Records from a collection of figures:
>>>

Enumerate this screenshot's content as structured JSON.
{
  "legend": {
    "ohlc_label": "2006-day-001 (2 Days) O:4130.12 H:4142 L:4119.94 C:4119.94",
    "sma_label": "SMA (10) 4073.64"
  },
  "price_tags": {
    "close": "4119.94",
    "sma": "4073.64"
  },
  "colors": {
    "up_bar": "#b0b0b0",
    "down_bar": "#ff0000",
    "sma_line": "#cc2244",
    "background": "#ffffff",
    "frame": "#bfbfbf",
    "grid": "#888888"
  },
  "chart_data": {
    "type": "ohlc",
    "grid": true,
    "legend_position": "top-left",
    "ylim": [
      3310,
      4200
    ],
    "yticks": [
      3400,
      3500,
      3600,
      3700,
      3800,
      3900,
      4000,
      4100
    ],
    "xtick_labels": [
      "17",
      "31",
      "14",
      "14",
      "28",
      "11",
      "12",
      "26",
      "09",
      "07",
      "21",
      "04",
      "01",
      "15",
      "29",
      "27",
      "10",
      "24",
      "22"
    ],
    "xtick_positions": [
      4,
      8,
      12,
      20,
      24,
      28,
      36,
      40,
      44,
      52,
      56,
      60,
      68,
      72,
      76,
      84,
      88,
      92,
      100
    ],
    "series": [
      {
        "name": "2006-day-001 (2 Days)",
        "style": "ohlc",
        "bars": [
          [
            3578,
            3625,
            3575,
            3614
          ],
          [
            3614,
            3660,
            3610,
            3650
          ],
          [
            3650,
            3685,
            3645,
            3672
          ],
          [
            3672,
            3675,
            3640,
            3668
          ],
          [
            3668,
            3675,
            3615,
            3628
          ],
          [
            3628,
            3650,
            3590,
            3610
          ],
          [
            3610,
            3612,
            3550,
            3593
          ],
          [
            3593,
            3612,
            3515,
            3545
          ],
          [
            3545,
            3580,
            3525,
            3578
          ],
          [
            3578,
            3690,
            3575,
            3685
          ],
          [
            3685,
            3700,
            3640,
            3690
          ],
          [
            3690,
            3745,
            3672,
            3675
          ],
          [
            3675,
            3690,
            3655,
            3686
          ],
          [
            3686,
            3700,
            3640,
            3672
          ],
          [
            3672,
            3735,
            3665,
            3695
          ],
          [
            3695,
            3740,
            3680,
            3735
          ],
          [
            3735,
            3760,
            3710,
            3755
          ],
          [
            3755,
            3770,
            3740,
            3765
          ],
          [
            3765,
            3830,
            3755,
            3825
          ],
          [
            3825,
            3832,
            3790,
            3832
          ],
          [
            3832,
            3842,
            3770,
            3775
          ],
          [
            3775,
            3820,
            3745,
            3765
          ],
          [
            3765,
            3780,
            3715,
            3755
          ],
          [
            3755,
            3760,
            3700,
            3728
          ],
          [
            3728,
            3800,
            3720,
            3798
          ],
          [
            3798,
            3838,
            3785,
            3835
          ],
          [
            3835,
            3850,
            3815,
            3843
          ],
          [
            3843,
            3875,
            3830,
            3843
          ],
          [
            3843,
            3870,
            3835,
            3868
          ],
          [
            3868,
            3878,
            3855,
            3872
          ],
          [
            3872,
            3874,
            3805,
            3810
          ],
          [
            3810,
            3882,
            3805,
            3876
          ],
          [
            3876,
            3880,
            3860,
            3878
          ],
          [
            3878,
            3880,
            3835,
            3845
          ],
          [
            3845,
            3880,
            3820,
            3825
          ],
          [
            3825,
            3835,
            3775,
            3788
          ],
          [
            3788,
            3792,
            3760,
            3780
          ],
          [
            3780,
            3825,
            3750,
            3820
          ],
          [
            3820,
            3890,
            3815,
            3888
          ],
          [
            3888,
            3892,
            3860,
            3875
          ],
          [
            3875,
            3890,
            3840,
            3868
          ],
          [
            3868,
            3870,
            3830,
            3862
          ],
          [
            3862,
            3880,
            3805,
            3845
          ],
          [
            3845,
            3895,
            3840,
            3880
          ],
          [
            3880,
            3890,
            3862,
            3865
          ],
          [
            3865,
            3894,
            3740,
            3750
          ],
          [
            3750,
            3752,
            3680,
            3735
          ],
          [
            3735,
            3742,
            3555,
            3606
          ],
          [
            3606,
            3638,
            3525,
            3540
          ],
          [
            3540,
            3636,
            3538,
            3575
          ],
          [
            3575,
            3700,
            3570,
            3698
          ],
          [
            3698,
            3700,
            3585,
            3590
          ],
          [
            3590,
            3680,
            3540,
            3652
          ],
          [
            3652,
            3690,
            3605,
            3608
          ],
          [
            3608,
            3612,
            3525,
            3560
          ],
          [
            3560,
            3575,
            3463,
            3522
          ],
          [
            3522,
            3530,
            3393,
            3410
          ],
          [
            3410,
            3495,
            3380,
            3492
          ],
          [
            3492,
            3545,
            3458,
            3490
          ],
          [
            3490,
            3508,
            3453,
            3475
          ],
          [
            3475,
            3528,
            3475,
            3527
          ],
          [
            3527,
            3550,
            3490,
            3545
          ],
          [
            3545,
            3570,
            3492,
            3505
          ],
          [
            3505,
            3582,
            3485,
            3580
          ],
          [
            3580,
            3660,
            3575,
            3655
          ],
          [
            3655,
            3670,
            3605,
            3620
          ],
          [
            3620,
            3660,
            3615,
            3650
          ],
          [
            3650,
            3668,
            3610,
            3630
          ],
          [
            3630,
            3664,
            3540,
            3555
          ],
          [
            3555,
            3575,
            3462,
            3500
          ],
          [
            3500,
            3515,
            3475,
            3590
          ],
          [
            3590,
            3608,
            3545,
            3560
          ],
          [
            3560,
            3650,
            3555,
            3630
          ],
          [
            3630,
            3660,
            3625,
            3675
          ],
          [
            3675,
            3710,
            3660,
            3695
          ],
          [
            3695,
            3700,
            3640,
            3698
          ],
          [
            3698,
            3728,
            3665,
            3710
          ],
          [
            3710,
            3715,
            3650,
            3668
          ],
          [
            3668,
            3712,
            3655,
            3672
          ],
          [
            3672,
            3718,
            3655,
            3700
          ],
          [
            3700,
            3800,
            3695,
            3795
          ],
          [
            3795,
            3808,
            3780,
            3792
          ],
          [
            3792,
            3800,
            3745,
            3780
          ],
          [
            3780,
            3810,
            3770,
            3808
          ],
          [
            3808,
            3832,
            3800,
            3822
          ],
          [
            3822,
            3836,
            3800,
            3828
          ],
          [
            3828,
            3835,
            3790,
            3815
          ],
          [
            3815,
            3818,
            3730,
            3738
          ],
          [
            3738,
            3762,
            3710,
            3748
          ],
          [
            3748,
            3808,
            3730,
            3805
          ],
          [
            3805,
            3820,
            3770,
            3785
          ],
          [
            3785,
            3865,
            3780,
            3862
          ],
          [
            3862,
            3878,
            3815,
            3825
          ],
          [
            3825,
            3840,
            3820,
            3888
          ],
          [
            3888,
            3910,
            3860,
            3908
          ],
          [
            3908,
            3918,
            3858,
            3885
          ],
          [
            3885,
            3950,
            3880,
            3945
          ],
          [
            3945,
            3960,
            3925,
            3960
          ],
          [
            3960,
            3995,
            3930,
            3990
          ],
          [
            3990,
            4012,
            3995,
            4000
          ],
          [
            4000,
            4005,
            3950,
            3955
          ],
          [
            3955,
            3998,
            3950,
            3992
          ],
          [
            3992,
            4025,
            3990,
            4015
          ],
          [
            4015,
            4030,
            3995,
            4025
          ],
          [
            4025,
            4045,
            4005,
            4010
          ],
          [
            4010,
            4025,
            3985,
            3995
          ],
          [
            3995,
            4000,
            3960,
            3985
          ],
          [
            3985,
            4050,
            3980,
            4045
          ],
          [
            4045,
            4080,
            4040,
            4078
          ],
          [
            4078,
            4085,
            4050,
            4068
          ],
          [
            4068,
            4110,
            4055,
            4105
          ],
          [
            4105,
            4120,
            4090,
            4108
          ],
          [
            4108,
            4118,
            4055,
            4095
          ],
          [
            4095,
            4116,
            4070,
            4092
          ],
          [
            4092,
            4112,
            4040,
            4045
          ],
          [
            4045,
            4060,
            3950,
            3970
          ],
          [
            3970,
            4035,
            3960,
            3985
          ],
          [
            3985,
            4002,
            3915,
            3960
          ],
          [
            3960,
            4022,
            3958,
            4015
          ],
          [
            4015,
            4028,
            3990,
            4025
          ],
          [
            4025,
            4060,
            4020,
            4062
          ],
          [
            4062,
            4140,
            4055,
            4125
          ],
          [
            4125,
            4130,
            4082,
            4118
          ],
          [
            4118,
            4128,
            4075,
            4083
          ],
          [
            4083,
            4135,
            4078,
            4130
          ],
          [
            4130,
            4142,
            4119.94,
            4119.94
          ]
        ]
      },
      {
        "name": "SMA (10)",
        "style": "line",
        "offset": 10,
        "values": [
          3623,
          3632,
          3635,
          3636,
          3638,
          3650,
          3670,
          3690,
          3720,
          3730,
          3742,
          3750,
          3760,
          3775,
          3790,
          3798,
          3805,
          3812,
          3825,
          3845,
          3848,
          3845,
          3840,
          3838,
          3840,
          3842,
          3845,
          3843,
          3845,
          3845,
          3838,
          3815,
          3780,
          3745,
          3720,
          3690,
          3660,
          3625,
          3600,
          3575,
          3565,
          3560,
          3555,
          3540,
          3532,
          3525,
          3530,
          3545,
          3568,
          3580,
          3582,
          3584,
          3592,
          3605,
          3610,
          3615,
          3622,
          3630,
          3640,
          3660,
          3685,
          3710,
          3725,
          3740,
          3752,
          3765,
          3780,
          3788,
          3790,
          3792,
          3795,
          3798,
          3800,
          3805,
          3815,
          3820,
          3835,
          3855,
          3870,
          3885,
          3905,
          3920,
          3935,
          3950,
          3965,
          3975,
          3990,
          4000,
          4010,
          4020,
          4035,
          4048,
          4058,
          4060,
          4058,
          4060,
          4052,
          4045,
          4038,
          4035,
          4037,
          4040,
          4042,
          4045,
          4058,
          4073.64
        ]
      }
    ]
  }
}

<<<

**SHORT PROBLEM:** Identify and extract each line of the listing that contains "Days".

**RESPONSE BELOW:**
    "ohlc_label": "2006-day-001 (2 Days) O:4130.12 H:4142 L:4119.94 C:4119.94",
        "name": "2006-day-001 (2 Days)",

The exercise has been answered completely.